Short task: Report each line of the data that has "heading" somewhere in it.

Records
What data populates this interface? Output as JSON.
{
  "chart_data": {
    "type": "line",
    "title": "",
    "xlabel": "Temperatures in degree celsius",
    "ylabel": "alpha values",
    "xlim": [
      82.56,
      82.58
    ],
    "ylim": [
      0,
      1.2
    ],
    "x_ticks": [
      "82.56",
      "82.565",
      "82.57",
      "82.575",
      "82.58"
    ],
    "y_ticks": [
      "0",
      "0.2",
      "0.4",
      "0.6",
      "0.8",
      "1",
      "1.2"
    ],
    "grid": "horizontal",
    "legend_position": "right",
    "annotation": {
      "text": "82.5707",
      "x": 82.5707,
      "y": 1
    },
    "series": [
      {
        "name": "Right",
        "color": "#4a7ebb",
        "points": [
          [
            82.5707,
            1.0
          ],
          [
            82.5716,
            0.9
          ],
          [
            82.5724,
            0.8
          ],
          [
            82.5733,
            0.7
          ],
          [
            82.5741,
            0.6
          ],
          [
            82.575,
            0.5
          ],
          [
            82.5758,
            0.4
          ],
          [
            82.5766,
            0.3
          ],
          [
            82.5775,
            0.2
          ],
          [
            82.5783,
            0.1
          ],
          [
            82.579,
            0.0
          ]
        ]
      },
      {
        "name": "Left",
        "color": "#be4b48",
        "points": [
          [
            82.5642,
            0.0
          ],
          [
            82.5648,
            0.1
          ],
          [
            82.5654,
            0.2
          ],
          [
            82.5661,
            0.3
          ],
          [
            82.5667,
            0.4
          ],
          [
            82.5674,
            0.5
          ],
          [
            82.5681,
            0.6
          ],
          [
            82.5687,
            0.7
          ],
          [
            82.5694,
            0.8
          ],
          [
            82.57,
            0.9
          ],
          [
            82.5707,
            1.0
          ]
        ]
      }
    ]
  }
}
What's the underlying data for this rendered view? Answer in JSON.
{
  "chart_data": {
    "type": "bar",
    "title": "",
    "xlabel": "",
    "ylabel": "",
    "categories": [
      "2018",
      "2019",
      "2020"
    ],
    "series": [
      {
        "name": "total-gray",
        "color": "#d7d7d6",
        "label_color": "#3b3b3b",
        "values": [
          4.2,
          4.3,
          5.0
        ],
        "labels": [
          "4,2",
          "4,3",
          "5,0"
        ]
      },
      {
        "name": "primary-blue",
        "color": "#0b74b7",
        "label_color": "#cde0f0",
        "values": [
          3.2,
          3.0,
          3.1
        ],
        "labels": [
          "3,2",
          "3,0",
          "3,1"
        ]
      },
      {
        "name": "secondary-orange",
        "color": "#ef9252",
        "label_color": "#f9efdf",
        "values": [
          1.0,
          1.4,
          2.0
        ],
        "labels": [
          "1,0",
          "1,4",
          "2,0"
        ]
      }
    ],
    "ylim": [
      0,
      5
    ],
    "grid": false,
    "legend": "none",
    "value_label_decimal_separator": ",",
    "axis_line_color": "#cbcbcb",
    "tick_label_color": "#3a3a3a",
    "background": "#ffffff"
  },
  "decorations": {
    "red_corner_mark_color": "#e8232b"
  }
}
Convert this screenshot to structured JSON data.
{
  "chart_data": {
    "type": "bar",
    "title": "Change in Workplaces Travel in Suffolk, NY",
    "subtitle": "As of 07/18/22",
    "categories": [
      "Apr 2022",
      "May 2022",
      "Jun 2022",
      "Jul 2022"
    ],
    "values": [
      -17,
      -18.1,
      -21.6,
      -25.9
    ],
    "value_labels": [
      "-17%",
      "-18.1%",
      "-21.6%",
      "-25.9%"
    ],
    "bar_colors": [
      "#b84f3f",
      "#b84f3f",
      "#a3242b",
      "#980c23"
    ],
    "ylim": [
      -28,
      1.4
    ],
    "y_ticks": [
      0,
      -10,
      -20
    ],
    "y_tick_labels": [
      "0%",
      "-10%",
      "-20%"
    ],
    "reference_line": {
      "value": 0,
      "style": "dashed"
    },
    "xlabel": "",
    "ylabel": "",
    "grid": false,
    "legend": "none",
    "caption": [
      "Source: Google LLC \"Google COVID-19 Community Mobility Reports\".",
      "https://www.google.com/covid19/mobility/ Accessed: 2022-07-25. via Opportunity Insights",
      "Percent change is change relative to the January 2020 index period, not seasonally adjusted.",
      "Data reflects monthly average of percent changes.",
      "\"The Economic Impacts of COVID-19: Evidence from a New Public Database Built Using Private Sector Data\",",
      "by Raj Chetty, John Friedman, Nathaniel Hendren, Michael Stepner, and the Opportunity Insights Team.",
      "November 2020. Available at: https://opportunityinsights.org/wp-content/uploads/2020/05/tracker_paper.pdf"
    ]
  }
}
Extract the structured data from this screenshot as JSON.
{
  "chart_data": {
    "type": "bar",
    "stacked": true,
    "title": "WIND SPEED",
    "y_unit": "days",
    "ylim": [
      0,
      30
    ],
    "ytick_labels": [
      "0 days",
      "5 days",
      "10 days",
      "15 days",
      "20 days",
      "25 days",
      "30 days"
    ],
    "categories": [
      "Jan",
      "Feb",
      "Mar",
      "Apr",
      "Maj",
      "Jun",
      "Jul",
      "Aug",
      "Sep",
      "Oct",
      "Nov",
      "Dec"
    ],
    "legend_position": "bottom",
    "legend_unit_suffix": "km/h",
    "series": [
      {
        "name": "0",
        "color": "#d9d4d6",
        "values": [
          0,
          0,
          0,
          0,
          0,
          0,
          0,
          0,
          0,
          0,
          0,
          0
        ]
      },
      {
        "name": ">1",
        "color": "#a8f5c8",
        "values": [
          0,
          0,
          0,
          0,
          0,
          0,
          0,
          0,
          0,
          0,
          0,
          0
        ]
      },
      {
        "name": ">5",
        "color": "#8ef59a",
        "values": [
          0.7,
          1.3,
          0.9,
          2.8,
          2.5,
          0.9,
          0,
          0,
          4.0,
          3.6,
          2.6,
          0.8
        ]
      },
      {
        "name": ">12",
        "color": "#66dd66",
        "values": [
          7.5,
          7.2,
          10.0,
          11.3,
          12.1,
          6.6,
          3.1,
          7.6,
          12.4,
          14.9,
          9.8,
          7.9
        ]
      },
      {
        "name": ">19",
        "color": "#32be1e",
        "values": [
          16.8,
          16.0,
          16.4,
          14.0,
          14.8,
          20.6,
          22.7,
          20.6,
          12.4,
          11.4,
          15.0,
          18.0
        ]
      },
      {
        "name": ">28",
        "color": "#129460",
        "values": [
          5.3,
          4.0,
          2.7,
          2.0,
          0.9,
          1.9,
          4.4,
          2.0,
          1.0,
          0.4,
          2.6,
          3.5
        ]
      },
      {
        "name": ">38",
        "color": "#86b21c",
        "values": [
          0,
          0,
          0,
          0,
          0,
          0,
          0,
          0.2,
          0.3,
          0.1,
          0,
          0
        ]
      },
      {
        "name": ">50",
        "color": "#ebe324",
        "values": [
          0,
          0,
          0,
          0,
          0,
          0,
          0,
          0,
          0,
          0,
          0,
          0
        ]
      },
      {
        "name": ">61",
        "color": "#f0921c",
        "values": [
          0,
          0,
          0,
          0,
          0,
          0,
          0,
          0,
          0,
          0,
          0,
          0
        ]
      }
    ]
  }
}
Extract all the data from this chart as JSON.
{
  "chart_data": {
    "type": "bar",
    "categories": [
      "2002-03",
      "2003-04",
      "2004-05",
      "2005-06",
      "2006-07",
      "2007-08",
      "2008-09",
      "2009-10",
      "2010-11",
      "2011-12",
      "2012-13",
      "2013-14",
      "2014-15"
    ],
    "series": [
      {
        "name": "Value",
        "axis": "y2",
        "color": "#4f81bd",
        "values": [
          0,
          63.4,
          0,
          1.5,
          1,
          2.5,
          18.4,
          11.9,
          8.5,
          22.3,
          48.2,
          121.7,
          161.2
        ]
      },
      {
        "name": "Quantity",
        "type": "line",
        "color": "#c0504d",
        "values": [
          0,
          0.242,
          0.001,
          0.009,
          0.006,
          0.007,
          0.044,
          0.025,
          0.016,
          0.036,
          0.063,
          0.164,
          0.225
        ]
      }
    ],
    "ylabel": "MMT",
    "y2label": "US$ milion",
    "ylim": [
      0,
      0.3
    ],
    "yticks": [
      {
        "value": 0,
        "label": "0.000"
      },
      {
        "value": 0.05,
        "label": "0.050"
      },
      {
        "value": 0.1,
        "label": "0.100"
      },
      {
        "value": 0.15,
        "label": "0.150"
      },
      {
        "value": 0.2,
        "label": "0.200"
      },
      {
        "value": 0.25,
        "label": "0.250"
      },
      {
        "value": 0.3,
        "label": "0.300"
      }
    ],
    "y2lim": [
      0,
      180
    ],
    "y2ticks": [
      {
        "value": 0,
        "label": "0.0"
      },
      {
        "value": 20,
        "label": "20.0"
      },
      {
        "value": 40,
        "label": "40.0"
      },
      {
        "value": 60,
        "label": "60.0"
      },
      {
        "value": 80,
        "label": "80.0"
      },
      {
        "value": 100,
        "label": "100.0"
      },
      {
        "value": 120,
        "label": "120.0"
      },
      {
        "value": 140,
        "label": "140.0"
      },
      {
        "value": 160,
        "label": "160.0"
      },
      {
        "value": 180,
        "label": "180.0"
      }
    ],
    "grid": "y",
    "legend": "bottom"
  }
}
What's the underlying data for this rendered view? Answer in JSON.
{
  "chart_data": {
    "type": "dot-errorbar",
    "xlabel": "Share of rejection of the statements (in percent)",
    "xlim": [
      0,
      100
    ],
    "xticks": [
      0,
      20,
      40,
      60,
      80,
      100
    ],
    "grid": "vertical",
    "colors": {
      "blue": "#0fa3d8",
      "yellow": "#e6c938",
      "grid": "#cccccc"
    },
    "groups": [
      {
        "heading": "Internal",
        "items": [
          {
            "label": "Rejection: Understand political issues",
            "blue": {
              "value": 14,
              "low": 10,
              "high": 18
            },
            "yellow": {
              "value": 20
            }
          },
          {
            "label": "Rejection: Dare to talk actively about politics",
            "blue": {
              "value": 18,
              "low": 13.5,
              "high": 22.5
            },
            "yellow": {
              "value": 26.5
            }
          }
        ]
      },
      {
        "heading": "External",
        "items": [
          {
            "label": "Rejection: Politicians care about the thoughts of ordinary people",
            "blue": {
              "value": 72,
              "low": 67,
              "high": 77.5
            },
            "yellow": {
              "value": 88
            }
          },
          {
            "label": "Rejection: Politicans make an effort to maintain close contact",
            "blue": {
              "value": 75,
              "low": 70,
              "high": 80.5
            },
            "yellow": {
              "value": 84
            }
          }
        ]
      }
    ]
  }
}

Response:
        "heading": "Internal",
        "heading": "External",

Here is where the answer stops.